[Stored dataset items]
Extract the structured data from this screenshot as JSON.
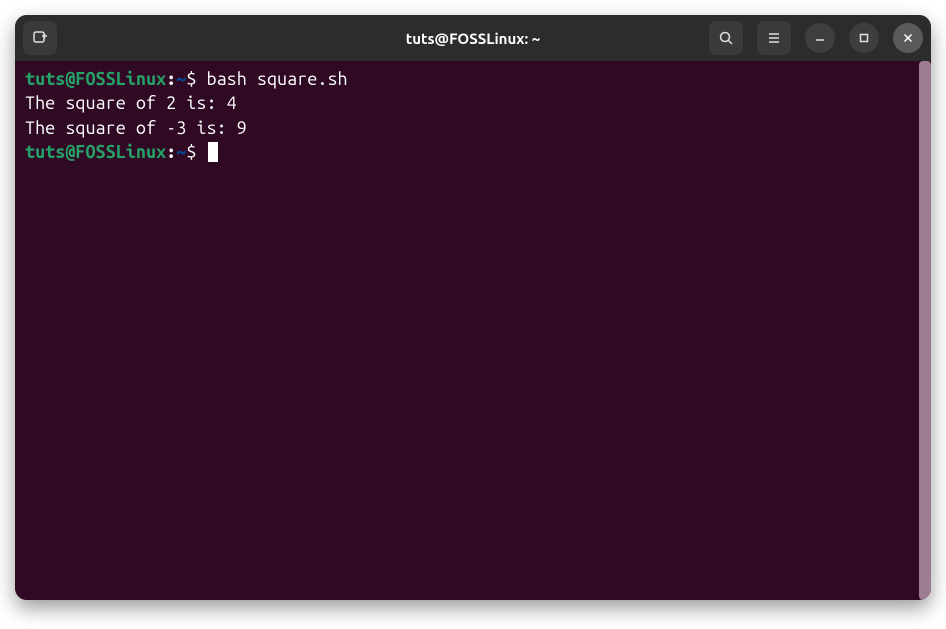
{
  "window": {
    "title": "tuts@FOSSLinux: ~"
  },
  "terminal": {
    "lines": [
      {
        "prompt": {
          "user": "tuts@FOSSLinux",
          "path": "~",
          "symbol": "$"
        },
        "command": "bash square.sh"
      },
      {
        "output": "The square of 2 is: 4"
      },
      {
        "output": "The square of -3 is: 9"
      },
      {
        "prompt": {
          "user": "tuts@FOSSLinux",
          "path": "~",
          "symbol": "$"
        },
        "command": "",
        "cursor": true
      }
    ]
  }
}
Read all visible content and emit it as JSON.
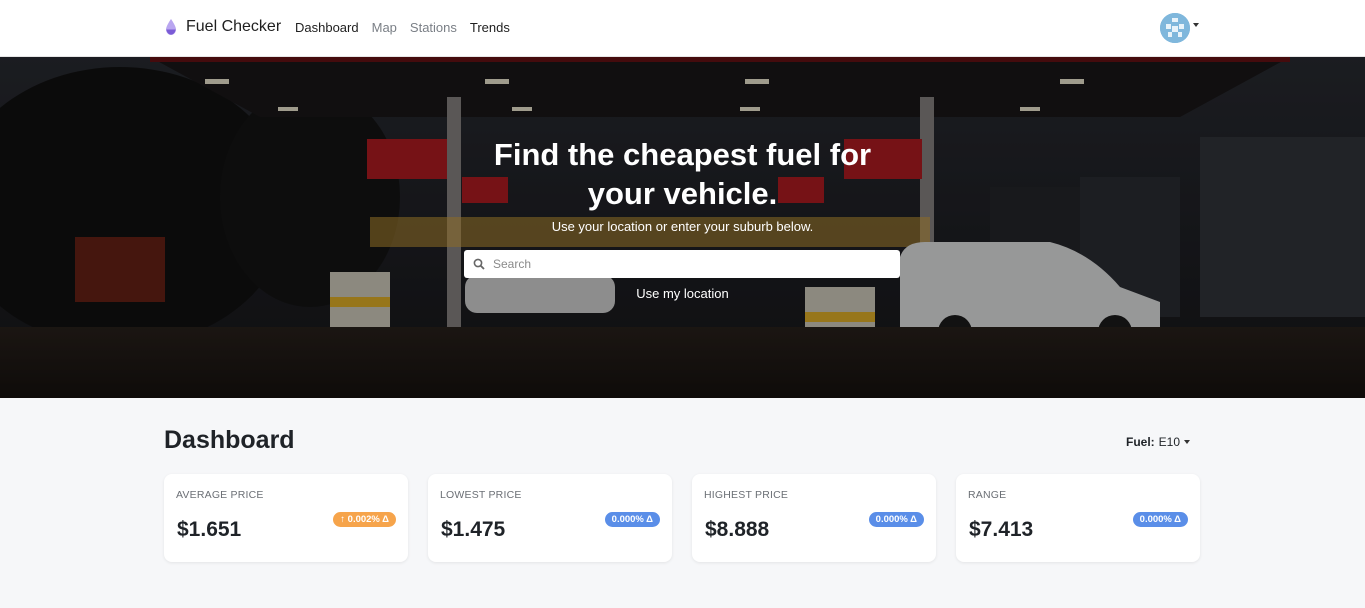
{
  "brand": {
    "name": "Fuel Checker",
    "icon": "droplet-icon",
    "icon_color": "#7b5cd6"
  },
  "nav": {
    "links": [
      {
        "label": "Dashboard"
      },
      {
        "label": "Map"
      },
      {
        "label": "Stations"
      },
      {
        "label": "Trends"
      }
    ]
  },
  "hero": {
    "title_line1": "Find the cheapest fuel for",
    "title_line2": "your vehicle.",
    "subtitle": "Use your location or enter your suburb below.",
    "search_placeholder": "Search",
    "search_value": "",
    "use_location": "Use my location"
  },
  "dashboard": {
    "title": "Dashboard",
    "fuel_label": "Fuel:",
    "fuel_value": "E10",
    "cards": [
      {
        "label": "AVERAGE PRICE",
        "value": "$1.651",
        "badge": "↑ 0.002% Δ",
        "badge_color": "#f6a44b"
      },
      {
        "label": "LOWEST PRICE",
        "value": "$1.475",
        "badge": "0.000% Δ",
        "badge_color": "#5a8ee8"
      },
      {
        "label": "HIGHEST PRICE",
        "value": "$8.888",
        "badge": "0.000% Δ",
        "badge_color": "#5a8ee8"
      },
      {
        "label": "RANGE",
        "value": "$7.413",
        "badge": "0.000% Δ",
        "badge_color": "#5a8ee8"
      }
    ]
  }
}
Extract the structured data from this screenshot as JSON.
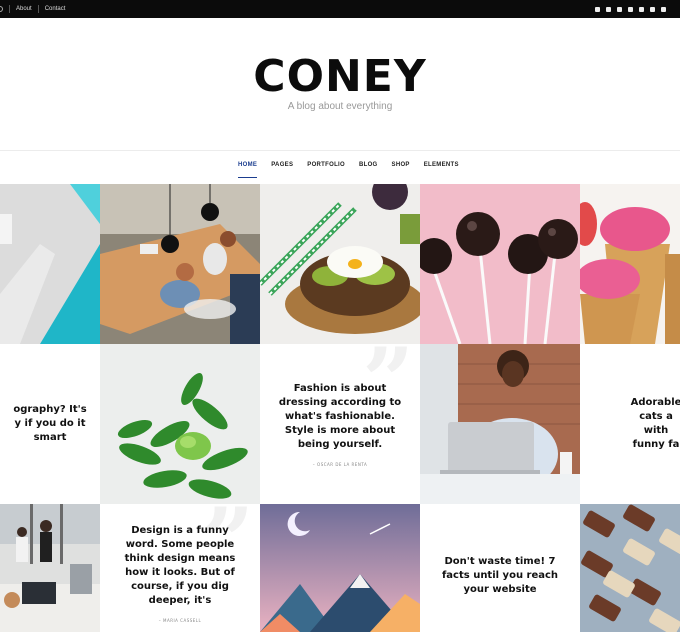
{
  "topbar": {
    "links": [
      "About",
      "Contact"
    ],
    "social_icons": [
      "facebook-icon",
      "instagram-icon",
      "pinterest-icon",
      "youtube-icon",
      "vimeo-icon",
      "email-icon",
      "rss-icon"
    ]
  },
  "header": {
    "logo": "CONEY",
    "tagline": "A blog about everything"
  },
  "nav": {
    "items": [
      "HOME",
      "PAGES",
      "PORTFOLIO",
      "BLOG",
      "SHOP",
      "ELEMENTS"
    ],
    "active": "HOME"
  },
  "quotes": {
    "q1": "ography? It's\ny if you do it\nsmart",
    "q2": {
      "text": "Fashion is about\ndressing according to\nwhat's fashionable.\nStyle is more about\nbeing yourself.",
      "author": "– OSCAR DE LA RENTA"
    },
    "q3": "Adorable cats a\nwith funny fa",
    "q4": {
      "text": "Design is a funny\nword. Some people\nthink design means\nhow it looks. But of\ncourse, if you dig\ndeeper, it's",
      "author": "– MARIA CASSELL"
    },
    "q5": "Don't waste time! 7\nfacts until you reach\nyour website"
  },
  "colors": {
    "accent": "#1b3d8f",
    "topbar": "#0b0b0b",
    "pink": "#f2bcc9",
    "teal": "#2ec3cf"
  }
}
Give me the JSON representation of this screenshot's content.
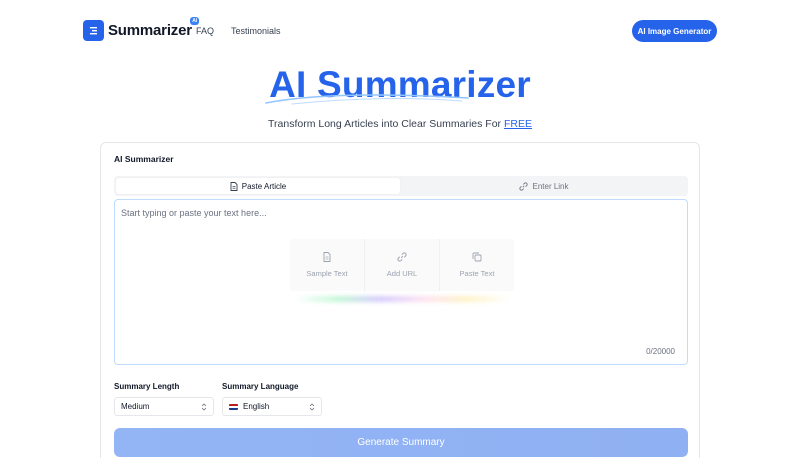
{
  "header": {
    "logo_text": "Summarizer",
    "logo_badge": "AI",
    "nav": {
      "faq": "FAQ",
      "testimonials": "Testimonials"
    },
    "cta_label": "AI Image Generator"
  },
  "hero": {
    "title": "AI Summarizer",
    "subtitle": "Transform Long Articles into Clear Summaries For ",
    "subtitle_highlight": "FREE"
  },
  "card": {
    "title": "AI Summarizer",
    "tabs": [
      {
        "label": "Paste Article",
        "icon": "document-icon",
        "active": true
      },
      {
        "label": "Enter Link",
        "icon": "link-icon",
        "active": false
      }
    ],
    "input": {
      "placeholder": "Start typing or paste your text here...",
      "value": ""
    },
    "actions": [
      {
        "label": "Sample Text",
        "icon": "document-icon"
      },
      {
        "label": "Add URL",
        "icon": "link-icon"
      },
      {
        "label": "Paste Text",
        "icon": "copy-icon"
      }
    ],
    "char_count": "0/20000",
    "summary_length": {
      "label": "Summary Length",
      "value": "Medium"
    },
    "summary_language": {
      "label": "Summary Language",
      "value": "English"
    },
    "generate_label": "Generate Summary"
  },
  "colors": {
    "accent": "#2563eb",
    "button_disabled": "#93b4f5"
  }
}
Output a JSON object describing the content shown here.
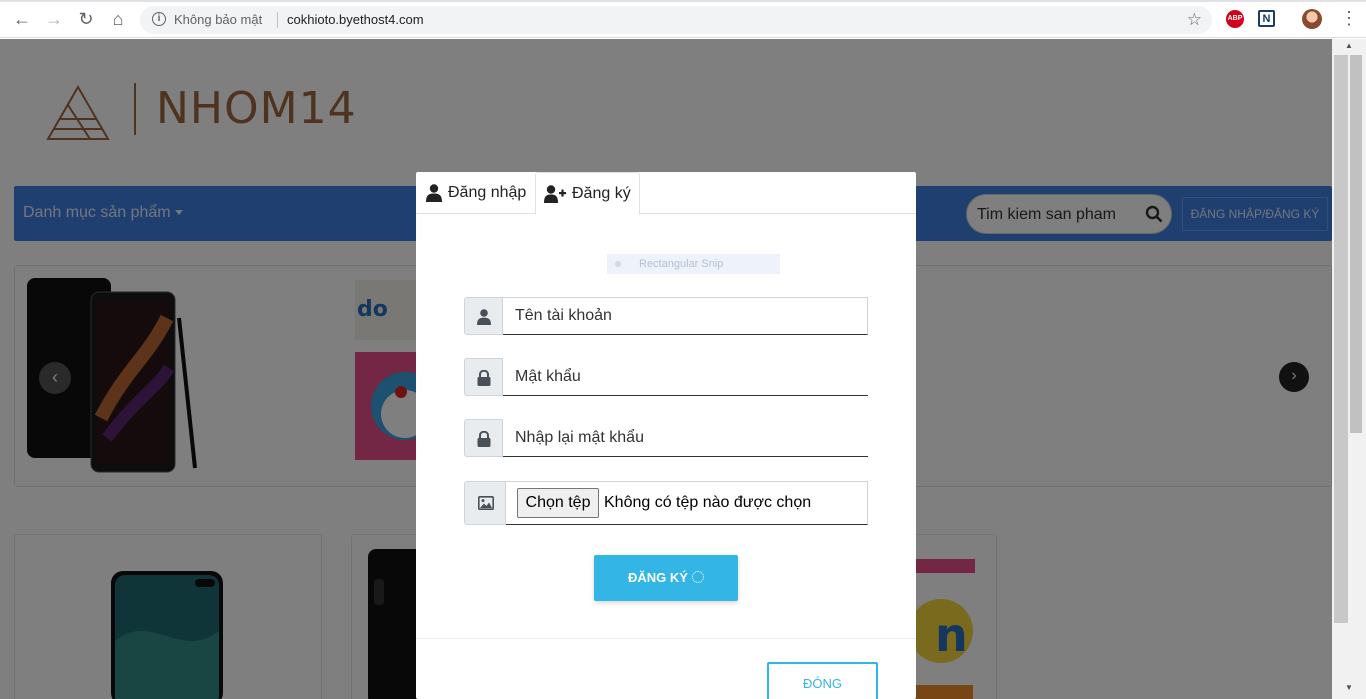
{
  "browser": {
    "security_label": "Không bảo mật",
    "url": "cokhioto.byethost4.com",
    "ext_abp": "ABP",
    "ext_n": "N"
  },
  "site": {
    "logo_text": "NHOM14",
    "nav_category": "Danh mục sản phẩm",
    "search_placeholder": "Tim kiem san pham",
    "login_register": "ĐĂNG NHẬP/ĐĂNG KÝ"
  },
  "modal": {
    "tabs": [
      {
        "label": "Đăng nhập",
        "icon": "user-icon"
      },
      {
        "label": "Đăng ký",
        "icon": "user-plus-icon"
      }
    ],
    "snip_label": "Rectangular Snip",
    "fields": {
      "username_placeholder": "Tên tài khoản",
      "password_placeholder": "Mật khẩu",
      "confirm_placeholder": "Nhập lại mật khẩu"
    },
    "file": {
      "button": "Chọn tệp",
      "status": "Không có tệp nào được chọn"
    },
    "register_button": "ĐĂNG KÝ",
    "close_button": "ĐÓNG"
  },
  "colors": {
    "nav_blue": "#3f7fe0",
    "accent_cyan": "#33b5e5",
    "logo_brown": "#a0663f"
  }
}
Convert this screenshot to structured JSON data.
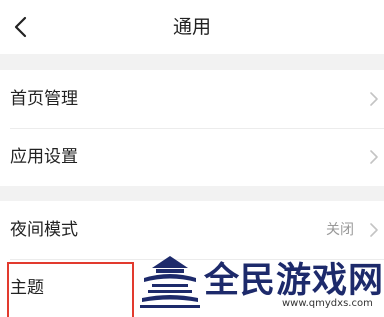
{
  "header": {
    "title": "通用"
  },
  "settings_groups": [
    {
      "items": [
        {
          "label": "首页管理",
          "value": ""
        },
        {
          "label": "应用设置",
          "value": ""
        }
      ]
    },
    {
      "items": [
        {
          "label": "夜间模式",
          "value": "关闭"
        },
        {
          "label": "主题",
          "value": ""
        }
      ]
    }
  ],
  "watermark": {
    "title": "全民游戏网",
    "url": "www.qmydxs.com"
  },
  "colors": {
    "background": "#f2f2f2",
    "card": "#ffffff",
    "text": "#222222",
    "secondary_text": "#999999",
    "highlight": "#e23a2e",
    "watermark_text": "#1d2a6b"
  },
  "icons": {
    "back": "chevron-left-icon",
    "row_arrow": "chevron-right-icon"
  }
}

▸ Task prompt
Omit the pictures and output all of the other material exactly.

▸ Correct output
Extract the structured data from this screenshot as JSON.
{
  "window": {
    "title": "tuts@FOSSLinux: ~"
  },
  "terminal": {
    "lines": [
      {
        "prompt": {
          "user": "tuts@FOSSLinux",
          "path": "~",
          "symbol": "$"
        },
        "command": "bash square.sh"
      },
      {
        "output": "The square of 2 is: 4"
      },
      {
        "output": "The square of -3 is: 9"
      },
      {
        "prompt": {
          "user": "tuts@FOSSLinux",
          "path": "~",
          "symbol": "$"
        },
        "command": "",
        "cursor": true
      }
    ]
  }
}
Read all visible content and emit it as JSON.
{
  "brand": {
    "name": "Fuel Checker",
    "icon": "droplet-icon",
    "icon_color": "#7b5cd6"
  },
  "nav": {
    "links": [
      {
        "label": "Dashboard"
      },
      {
        "label": "Map"
      },
      {
        "label": "Stations"
      },
      {
        "label": "Trends"
      }
    ]
  },
  "hero": {
    "title_line1": "Find the cheapest fuel for",
    "title_line2": "your vehicle.",
    "subtitle": "Use your location or enter your suburb below.",
    "search_placeholder": "Search",
    "search_value": "",
    "use_location": "Use my location"
  },
  "dashboard": {
    "title": "Dashboard",
    "fuel_label": "Fuel:",
    "fuel_value": "E10",
    "cards": [
      {
        "label": "AVERAGE PRICE",
        "value": "$1.651",
        "badge": "↑ 0.002% Δ",
        "badge_color": "#f6a44b"
      },
      {
        "label": "LOWEST PRICE",
        "value": "$1.475",
        "badge": "0.000% Δ",
        "badge_color": "#5a8ee8"
      },
      {
        "label": "HIGHEST PRICE",
        "value": "$8.888",
        "badge": "0.000% Δ",
        "badge_color": "#5a8ee8"
      },
      {
        "label": "RANGE",
        "value": "$7.413",
        "badge": "0.000% Δ",
        "badge_color": "#5a8ee8"
      }
    ]
  }
}
Extract the structured data from this screenshot as JSON.
{
  "topbar": {
    "links": [
      "About",
      "Contact"
    ],
    "social_icons": [
      "facebook-icon",
      "instagram-icon",
      "pinterest-icon",
      "youtube-icon",
      "vimeo-icon",
      "email-icon",
      "rss-icon"
    ]
  },
  "header": {
    "logo": "CONEY",
    "tagline": "A blog about everything"
  },
  "nav": {
    "items": [
      "HOME",
      "PAGES",
      "PORTFOLIO",
      "BLOG",
      "SHOP",
      "ELEMENTS"
    ],
    "active": "HOME"
  },
  "quotes": {
    "q1": "ography? It's\ny if you do it\nsmart",
    "q2": {
      "text": "Fashion is about\ndressing according to\nwhat's fashionable.\nStyle is more about\nbeing yourself.",
      "author": "– OSCAR DE LA RENTA"
    },
    "q3": "Adorable cats a\nwith funny fa",
    "q4": {
      "text": "Design is a funny\nword. Some people\nthink design means\nhow it looks. But of\ncourse, if you dig\ndeeper, it's",
      "author": "– MARIA CASSELL"
    },
    "q5": "Don't waste time! 7\nfacts until you reach\nyour website"
  },
  "colors": {
    "accent": "#1b3d8f",
    "topbar": "#0b0b0b",
    "pink": "#f2bcc9",
    "teal": "#2ec3cf"
  }
}
Give me the JSON representation of this screenshot's content.
{
  "header": {
    "logo_text": "Summarizer",
    "logo_badge": "AI",
    "nav": {
      "faq": "FAQ",
      "testimonials": "Testimonials"
    },
    "cta_label": "AI Image Generator"
  },
  "hero": {
    "title": "AI Summarizer",
    "subtitle": "Transform Long Articles into Clear Summaries For ",
    "subtitle_highlight": "FREE"
  },
  "card": {
    "title": "AI Summarizer",
    "tabs": [
      {
        "label": "Paste Article",
        "icon": "document-icon",
        "active": true
      },
      {
        "label": "Enter Link",
        "icon": "link-icon",
        "active": false
      }
    ],
    "input": {
      "placeholder": "Start typing or paste your text here...",
      "value": ""
    },
    "actions": [
      {
        "label": "Sample Text",
        "icon": "document-icon"
      },
      {
        "label": "Add URL",
        "icon": "link-icon"
      },
      {
        "label": "Paste Text",
        "icon": "copy-icon"
      }
    ],
    "char_count": "0/20000",
    "summary_length": {
      "label": "Summary Length",
      "value": "Medium"
    },
    "summary_language": {
      "label": "Summary Language",
      "value": "English"
    },
    "generate_label": "Generate Summary"
  },
  "colors": {
    "accent": "#2563eb",
    "button_disabled": "#93b4f5"
  }
}
Output a JSON object describing the content shown here.
{
  "browser": {
    "security_label": "Không bảo mật",
    "url": "cokhioto.byethost4.com",
    "ext_abp": "ABP",
    "ext_n": "N"
  },
  "site": {
    "logo_text": "NHOM14",
    "nav_category": "Danh mục sản phẩm",
    "search_placeholder": "Tim kiem san pham",
    "login_register": "ĐĂNG NHẬP/ĐĂNG KÝ"
  },
  "modal": {
    "tabs": [
      {
        "label": "Đăng nhập",
        "icon": "user-icon"
      },
      {
        "label": "Đăng ký",
        "icon": "user-plus-icon"
      }
    ],
    "snip_label": "Rectangular Snip",
    "fields": {
      "username_placeholder": "Tên tài khoản",
      "password_placeholder": "Mật khẩu",
      "confirm_placeholder": "Nhập lại mật khẩu"
    },
    "file": {
      "button": "Chọn tệp",
      "status": "Không có tệp nào được chọn"
    },
    "register_button": "ĐĂNG KÝ",
    "close_button": "ĐÓNG"
  },
  "colors": {
    "nav_blue": "#3f7fe0",
    "accent_cyan": "#33b5e5",
    "logo_brown": "#a0663f"
  }
}
Convert this screenshot to structured JSON data.
{
  "header": {
    "title": "通用"
  },
  "settings_groups": [
    {
      "items": [
        {
          "label": "首页管理",
          "value": ""
        },
        {
          "label": "应用设置",
          "value": ""
        }
      ]
    },
    {
      "items": [
        {
          "label": "夜间模式",
          "value": "关闭"
        },
        {
          "label": "主题",
          "value": ""
        }
      ]
    }
  ],
  "watermark": {
    "title": "全民游戏网",
    "url": "www.qmydxs.com"
  },
  "colors": {
    "background": "#f2f2f2",
    "card": "#ffffff",
    "text": "#222222",
    "secondary_text": "#999999",
    "highlight": "#e23a2e",
    "watermark_text": "#1d2a6b"
  },
  "icons": {
    "back": "chevron-left-icon",
    "row_arrow": "chevron-right-icon"
  }
}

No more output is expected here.